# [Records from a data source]

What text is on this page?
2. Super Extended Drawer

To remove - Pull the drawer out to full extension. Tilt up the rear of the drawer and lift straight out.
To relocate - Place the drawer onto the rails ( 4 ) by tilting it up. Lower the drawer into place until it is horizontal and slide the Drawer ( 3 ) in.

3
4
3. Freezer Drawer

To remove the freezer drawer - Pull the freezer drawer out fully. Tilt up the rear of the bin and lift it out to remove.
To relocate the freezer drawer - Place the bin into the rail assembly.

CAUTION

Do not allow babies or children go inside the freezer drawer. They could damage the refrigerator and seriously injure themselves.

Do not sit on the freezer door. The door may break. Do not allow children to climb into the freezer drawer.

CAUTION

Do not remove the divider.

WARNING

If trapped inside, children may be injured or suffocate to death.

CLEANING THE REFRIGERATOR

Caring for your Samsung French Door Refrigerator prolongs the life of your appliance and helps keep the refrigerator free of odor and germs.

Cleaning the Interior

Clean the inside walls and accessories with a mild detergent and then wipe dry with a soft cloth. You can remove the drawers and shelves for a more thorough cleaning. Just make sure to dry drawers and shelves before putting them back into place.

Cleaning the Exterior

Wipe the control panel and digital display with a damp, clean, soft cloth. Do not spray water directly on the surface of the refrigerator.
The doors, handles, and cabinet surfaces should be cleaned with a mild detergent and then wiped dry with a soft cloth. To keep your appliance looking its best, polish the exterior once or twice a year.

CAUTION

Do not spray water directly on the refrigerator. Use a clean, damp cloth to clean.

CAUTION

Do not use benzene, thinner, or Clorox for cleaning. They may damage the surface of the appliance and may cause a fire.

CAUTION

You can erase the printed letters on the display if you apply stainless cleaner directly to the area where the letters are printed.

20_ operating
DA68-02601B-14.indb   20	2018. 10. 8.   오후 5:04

# [Written request]
List each line in the listing that contains the string "relocate".

# [The output]
To relocate - Place the drawer onto the rails ( 4 ) by tilting it up. Lower the drawer into place until it is horizontal and slide the Drawer ( 3 ) in.
To relocate the freezer drawer - Place the bin into the rail assembly.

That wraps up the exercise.